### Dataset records
:::::
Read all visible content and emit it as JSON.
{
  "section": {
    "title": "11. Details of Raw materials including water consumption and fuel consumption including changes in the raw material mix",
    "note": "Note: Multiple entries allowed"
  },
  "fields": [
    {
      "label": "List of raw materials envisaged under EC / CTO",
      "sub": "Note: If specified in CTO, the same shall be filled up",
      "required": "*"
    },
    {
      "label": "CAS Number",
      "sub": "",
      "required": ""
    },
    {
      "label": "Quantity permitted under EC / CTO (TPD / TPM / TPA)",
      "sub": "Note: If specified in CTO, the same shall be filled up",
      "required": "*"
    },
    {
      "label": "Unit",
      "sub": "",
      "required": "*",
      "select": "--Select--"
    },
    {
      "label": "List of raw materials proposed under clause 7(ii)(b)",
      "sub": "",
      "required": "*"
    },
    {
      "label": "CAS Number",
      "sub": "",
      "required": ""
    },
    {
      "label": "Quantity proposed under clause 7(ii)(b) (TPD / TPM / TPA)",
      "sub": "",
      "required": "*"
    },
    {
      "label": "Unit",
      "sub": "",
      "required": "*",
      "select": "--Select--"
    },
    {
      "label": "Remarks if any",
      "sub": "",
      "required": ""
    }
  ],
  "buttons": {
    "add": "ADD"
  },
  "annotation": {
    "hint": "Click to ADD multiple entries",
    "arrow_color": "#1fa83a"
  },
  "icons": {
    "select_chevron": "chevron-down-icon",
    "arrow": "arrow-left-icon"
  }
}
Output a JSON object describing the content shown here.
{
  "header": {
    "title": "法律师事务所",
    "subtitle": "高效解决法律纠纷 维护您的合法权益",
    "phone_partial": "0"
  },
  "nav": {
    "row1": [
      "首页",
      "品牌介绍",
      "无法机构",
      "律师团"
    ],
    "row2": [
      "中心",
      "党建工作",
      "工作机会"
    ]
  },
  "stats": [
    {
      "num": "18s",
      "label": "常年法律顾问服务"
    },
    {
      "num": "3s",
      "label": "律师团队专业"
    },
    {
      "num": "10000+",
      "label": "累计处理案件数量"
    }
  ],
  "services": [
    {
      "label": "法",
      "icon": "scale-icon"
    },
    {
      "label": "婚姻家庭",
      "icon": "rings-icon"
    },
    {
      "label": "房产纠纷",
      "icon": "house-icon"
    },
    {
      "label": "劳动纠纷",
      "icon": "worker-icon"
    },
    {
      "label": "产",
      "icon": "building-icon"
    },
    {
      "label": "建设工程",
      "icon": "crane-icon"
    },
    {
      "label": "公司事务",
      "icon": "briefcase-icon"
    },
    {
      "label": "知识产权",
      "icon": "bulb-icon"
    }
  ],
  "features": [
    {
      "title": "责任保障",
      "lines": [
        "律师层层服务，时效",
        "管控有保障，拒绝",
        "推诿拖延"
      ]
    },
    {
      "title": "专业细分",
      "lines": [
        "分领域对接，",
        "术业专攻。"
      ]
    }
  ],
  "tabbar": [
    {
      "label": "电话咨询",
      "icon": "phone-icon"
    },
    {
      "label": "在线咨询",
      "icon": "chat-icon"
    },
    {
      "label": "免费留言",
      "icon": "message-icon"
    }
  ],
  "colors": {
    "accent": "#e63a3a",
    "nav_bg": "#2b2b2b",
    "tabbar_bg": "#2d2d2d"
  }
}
:::::
### To do
Go through the records above and retype each one exactly.

### The solution
Read all visible content and emit it as JSON.
{
  "section": {
    "title": "11. Details of Raw materials including water consumption and fuel consumption including changes in the raw material mix",
    "note": "Note: Multiple entries allowed"
  },
  "fields": [
    {
      "label": "List of raw materials envisaged under EC / CTO",
      "sub": "Note: If specified in CTO, the same shall be filled up",
      "required": "*"
    },
    {
      "label": "CAS Number",
      "sub": "",
      "required": ""
    },
    {
      "label": "Quantity permitted under EC / CTO (TPD / TPM / TPA)",
      "sub": "Note: If specified in CTO, the same shall be filled up",
      "required": "*"
    },
    {
      "label": "Unit",
      "sub": "",
      "required": "*",
      "select": "--Select--"
    },
    {
      "label": "List of raw materials proposed under clause 7(ii)(b)",
      "sub": "",
      "required": "*"
    },
    {
      "label": "CAS Number",
      "sub": "",
      "required": ""
    },
    {
      "label": "Quantity proposed under clause 7(ii)(b) (TPD / TPM / TPA)",
      "sub": "",
      "required": "*"
    },
    {
      "label": "Unit",
      "sub": "",
      "required": "*",
      "select": "--Select--"
    },
    {
      "label": "Remarks if any",
      "sub": "",
      "required": ""
    }
  ],
  "buttons": {
    "add": "ADD"
  },
  "annotation": {
    "hint": "Click to ADD multiple entries",
    "arrow_color": "#1fa83a"
  },
  "icons": {
    "select_chevron": "chevron-down-icon",
    "arrow": "arrow-left-icon"
  }
}
Output a JSON object describing the content shown here.
{
  "header": {
    "title": "法律师事务所",
    "subtitle": "高效解决法律纠纷 维护您的合法权益",
    "phone_partial": "0"
  },
  "nav": {
    "row1": [
      "首页",
      "品牌介绍",
      "无法机构",
      "律师团"
    ],
    "row2": [
      "中心",
      "党建工作",
      "工作机会"
    ]
  },
  "stats": [
    {
      "num": "18s",
      "label": "常年法律顾问服务"
    },
    {
      "num": "3s",
      "label": "律师团队专业"
    },
    {
      "num": "10000+",
      "label": "累计处理案件数量"
    }
  ],
  "services": [
    {
      "label": "法",
      "icon": "scale-icon"
    },
    {
      "label": "婚姻家庭",
      "icon": "rings-icon"
    },
    {
      "label": "房产纠纷",
      "icon": "house-icon"
    },
    {
      "label": "劳动纠纷",
      "icon": "worker-icon"
    },
    {
      "label": "产",
      "icon": "building-icon"
    },
    {
      "label": "建设工程",
      "icon": "crane-icon"
    },
    {
      "label": "公司事务",
      "icon": "briefcase-icon"
    },
    {
      "label": "知识产权",
      "icon": "bulb-icon"
    }
  ],
  "features": [
    {
      "title": "责任保障",
      "lines": [
        "律师层层服务，时效",
        "管控有保障，拒绝",
        "推诿拖延"
      ]
    },
    {
      "title": "专业细分",
      "lines": [
        "分领域对接，",
        "术业专攻。"
      ]
    }
  ],
  "tabbar": [
    {
      "label": "电话咨询",
      "icon": "phone-icon"
    },
    {
      "label": "在线咨询",
      "icon": "chat-icon"
    },
    {
      "label": "免费留言",
      "icon": "message-icon"
    }
  ],
  "colors": {
    "accent": "#e63a3a",
    "nav_bg": "#2b2b2b",
    "tabbar_bg": "#2d2d2d"
  }
}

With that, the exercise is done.